[Exercise goal]: Search the data below for the string "侧面有两条淡白色的丝带". Extract every line that contains it.

** Start **

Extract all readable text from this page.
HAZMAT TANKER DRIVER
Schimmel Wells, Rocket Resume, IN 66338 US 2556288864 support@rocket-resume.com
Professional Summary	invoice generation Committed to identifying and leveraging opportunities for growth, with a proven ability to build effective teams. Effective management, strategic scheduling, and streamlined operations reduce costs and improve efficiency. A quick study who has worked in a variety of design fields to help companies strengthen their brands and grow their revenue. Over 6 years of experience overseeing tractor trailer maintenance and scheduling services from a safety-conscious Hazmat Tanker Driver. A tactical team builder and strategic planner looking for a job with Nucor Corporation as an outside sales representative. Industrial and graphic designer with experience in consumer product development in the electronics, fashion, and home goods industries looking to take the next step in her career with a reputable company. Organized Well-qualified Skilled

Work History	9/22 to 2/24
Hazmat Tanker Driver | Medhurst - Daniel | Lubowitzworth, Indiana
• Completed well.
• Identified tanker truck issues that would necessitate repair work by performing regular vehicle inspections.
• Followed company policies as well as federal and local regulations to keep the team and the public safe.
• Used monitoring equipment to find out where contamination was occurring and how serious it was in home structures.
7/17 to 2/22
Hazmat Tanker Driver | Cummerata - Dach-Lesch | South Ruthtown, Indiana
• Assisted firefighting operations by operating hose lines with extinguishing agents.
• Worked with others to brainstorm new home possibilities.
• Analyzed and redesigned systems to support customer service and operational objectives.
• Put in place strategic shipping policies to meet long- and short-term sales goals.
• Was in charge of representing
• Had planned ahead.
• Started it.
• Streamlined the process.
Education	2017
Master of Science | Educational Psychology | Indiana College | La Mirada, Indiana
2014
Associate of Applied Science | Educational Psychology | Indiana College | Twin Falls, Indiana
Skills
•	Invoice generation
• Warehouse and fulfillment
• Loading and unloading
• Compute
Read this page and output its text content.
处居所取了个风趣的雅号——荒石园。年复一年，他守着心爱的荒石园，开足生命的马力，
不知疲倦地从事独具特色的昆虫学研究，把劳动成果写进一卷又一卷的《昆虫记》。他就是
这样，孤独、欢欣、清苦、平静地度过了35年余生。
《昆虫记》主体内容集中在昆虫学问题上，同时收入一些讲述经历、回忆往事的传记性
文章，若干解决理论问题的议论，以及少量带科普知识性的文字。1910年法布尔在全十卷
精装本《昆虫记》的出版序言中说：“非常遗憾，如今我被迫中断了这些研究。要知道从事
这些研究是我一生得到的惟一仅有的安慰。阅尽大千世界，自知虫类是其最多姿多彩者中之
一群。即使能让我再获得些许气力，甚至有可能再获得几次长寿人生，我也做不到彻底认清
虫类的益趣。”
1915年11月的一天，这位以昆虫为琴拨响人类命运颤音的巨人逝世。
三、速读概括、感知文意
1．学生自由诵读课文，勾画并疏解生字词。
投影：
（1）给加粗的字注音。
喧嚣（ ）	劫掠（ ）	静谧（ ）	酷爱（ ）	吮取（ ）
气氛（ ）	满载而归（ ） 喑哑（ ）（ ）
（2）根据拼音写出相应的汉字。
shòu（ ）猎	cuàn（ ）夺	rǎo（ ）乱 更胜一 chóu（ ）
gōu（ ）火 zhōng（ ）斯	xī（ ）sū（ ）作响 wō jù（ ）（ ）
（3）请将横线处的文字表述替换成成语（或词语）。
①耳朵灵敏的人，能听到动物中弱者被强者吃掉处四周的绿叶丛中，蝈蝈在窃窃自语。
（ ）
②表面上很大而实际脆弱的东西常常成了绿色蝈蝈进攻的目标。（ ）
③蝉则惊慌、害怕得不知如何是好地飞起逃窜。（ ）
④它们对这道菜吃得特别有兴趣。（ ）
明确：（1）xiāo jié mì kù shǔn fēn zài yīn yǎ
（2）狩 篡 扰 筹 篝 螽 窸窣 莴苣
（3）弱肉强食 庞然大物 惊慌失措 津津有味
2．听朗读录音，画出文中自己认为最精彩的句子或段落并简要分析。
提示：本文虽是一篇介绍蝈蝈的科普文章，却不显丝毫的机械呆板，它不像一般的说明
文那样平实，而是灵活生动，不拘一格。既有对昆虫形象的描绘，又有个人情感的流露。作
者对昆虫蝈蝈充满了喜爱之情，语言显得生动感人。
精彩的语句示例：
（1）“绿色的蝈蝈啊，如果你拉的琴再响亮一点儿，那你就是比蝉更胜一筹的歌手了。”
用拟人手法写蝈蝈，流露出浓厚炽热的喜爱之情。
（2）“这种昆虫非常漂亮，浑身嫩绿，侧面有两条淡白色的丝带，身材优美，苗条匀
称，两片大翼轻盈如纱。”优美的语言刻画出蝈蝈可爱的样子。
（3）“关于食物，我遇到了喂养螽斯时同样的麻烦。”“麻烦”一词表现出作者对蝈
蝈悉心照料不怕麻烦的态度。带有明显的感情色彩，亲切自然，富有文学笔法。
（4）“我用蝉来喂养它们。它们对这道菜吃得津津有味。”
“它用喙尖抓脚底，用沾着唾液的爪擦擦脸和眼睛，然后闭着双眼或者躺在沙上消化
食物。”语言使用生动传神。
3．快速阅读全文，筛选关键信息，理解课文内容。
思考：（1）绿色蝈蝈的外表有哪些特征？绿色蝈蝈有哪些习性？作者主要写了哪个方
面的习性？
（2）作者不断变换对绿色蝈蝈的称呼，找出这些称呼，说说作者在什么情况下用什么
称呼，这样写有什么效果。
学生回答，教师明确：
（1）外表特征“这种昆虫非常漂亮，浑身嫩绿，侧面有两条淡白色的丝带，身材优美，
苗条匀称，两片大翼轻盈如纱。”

** End **

[Full answer]:
（2）“这种昆虫非常漂亮，浑身嫩绿，侧面有两条淡白色的丝带，身材优美，苗条匀
（1）外表特征“这种昆虫非常漂亮，浑身嫩绿，侧面有两条淡白色的丝带，身材优美，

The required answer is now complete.